# Data rows start

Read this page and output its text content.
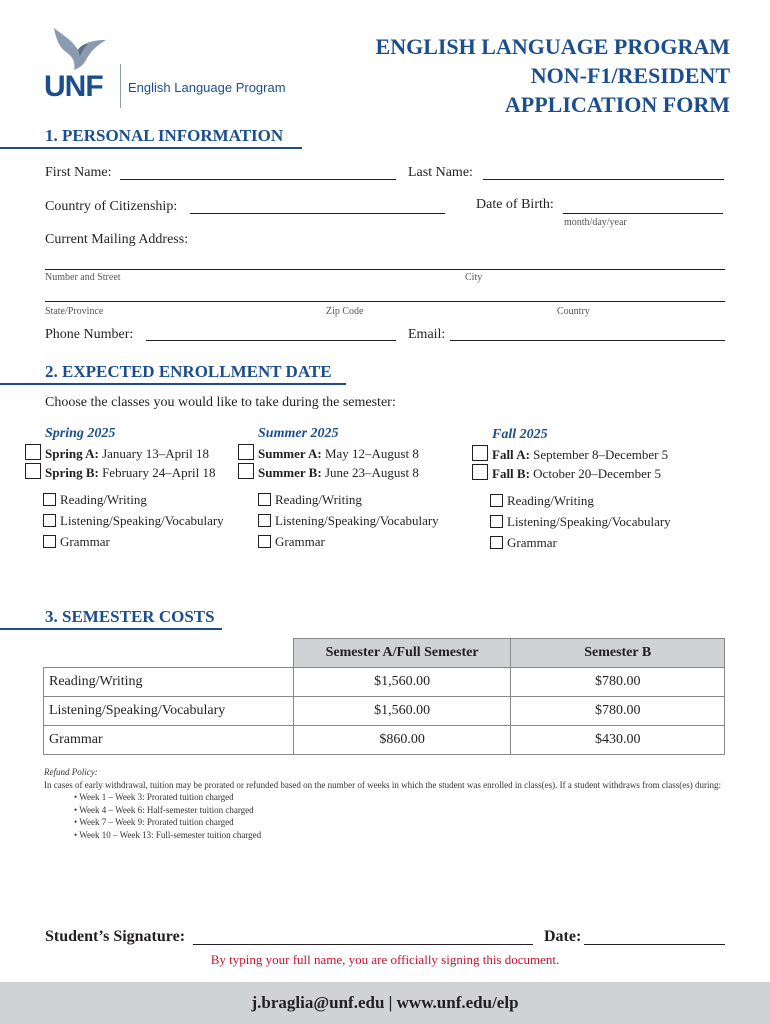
UNF English Language Program
ENGLISH LANGUAGE PROGRAM
NON-F1/RESIDENT
APPLICATION FORM
1. PERSONAL INFORMATION
First Name:	Last Name:
Country of Citizenship:	Date of Birth:
month/day/year
Current Mailing Address:
Number and Street	City
State/Province	Zip Code	Country
Phone Number:	Email:
2. EXPECTED ENROLLMENT DATE
Choose the classes you would like to take during the semester:
Spring 2025
Spring A: January 13–April 18
Spring B: February 24–April 18
Reading/Writing
Listening/Speaking/Vocabulary
Grammar
Summer 2025
Summer A: May 12–August 8
Summer B: June 23–August 8
Reading/Writing
Listening/Speaking/Vocabulary
Grammar
Fall 2025
Fall A: September 8–December 5
Fall B: October 20–December 5
Reading/Writing
Listening/Speaking/Vocabulary
Grammar
3. SEMESTER COSTS
	Semester A/Full Semester	Semester B
Reading/Writing	$1,560.00	$780.00
Listening/Speaking/Vocabulary	$1,560.00	$780.00
Grammar	$860.00	$430.00
Refund Policy:
In cases of early withdrawal, tuition may be prorated or refunded based on the number of weeks in which the student was enrolled in class(es). If a student withdraws from class(es) during:
• Week 1 – Week 3: Prorated tuition charged
• Week 4 – Week 6: Half-semester tuition charged
• Week 7 – Week 9: Prorated tuition charged
• Week 10 – Week 13: Full-semester tuition charged
Student’s Signature:	Date:
By typing your full name, you are officially signing this document.
j.braglia@unf.edu | www.unf.edu/elp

# Data rows end

▸ **What you have to do**
Only the number is wanted: count the lines of the records that hold the word "April".

▸ **Solution to the exercise**
2